**** SOURCE RECORDS ****

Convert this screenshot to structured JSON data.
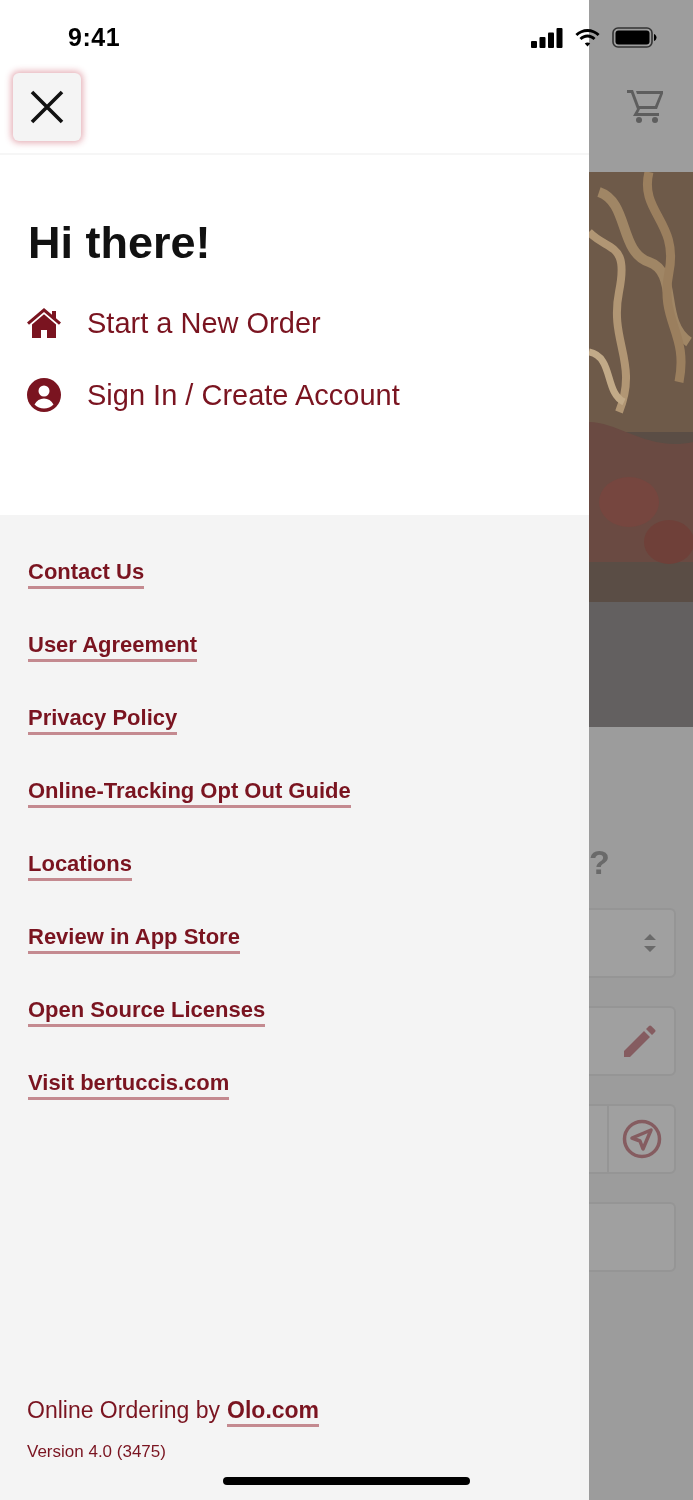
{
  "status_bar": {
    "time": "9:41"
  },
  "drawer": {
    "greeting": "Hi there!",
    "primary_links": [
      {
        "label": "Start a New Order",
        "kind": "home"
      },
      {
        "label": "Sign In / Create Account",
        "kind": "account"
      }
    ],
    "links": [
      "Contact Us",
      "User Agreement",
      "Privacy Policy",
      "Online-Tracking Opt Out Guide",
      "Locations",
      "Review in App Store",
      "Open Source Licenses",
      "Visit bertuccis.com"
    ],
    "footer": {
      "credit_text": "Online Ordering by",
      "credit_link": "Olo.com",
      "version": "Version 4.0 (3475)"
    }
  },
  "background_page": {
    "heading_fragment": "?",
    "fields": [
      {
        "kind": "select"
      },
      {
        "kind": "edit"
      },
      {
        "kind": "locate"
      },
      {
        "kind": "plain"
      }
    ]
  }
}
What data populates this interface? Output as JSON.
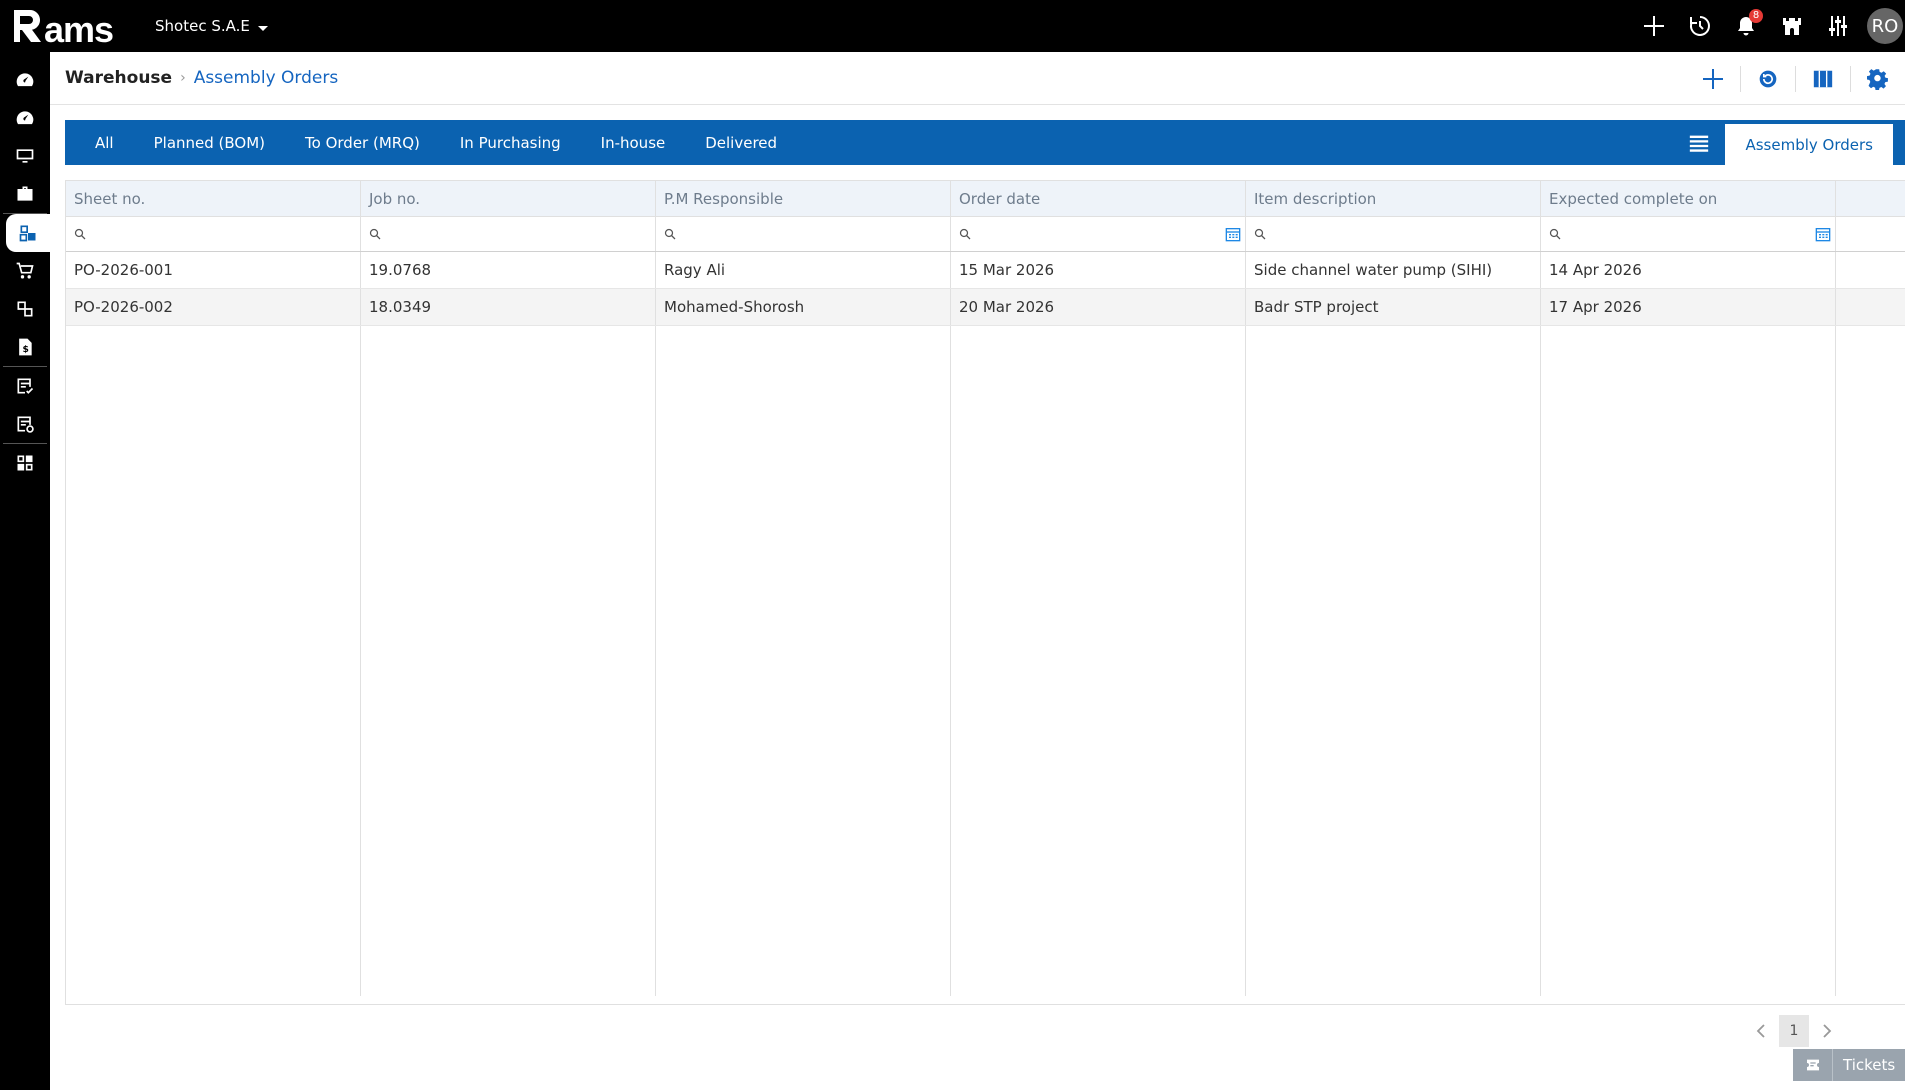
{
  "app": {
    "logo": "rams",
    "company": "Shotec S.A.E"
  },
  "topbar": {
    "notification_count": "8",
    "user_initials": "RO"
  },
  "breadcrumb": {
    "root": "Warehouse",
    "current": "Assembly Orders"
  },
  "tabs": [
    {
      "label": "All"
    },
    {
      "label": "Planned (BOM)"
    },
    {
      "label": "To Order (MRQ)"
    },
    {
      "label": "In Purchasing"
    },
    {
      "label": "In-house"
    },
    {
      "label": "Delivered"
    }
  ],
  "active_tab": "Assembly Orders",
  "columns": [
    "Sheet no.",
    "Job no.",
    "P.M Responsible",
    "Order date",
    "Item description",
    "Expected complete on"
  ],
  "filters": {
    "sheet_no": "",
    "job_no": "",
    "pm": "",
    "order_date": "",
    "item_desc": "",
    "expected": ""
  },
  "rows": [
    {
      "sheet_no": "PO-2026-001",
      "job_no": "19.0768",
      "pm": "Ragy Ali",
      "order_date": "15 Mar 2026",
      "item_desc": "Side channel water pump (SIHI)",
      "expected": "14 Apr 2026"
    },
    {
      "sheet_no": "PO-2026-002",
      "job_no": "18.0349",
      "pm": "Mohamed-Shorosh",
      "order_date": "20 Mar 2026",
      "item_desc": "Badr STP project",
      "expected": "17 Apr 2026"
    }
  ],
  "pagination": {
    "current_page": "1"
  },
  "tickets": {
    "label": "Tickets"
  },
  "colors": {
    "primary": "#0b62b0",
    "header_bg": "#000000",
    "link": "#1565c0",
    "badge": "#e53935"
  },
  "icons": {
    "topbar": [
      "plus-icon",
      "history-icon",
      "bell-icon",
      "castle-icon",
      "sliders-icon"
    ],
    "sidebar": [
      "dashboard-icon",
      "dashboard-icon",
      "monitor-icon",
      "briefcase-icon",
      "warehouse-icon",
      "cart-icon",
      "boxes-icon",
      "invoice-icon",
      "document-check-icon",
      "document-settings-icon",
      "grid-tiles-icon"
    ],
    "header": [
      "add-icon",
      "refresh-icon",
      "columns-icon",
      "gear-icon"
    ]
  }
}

****

_TASK REQUIREMENTS:_ Will you set down the records word for word while leaving out every picture?

_SOLUTION:_
Convert this screenshot to structured JSON data.
{
  "status_bar": {
    "time": "9:41"
  },
  "drawer": {
    "greeting": "Hi there!",
    "primary_links": [
      {
        "label": "Start a New Order",
        "kind": "home"
      },
      {
        "label": "Sign In / Create Account",
        "kind": "account"
      }
    ],
    "links": [
      "Contact Us",
      "User Agreement",
      "Privacy Policy",
      "Online-Tracking Opt Out Guide",
      "Locations",
      "Review in App Store",
      "Open Source Licenses",
      "Visit bertuccis.com"
    ],
    "footer": {
      "credit_text": "Online Ordering by",
      "credit_link": "Olo.com",
      "version": "Version 4.0 (3475)"
    }
  },
  "background_page": {
    "heading_fragment": "?",
    "fields": [
      {
        "kind": "select"
      },
      {
        "kind": "edit"
      },
      {
        "kind": "locate"
      },
      {
        "kind": "plain"
      }
    ]
  }
}
What data populates this interface? Output as JSON.
{
  "app": {
    "logo": "rams",
    "company": "Shotec S.A.E"
  },
  "topbar": {
    "notification_count": "8",
    "user_initials": "RO"
  },
  "breadcrumb": {
    "root": "Warehouse",
    "current": "Assembly Orders"
  },
  "tabs": [
    {
      "label": "All"
    },
    {
      "label": "Planned (BOM)"
    },
    {
      "label": "To Order (MRQ)"
    },
    {
      "label": "In Purchasing"
    },
    {
      "label": "In-house"
    },
    {
      "label": "Delivered"
    }
  ],
  "active_tab": "Assembly Orders",
  "columns": [
    "Sheet no.",
    "Job no.",
    "P.M Responsible",
    "Order date",
    "Item description",
    "Expected complete on"
  ],
  "filters": {
    "sheet_no": "",
    "job_no": "",
    "pm": "",
    "order_date": "",
    "item_desc": "",
    "expected": ""
  },
  "rows": [
    {
      "sheet_no": "PO-2026-001",
      "job_no": "19.0768",
      "pm": "Ragy Ali",
      "order_date": "15 Mar 2026",
      "item_desc": "Side channel water pump (SIHI)",
      "expected": "14 Apr 2026"
    },
    {
      "sheet_no": "PO-2026-002",
      "job_no": "18.0349",
      "pm": "Mohamed-Shorosh",
      "order_date": "20 Mar 2026",
      "item_desc": "Badr STP project",
      "expected": "17 Apr 2026"
    }
  ],
  "pagination": {
    "current_page": "1"
  },
  "tickets": {
    "label": "Tickets"
  },
  "colors": {
    "primary": "#0b62b0",
    "header_bg": "#000000",
    "link": "#1565c0",
    "badge": "#e53935"
  },
  "icons": {
    "topbar": [
      "plus-icon",
      "history-icon",
      "bell-icon",
      "castle-icon",
      "sliders-icon"
    ],
    "sidebar": [
      "dashboard-icon",
      "dashboard-icon",
      "monitor-icon",
      "briefcase-icon",
      "warehouse-icon",
      "cart-icon",
      "boxes-icon",
      "invoice-icon",
      "document-check-icon",
      "document-settings-icon",
      "grid-tiles-icon"
    ],
    "header": [
      "add-icon",
      "refresh-icon",
      "columns-icon",
      "gear-icon"
    ]
  }
}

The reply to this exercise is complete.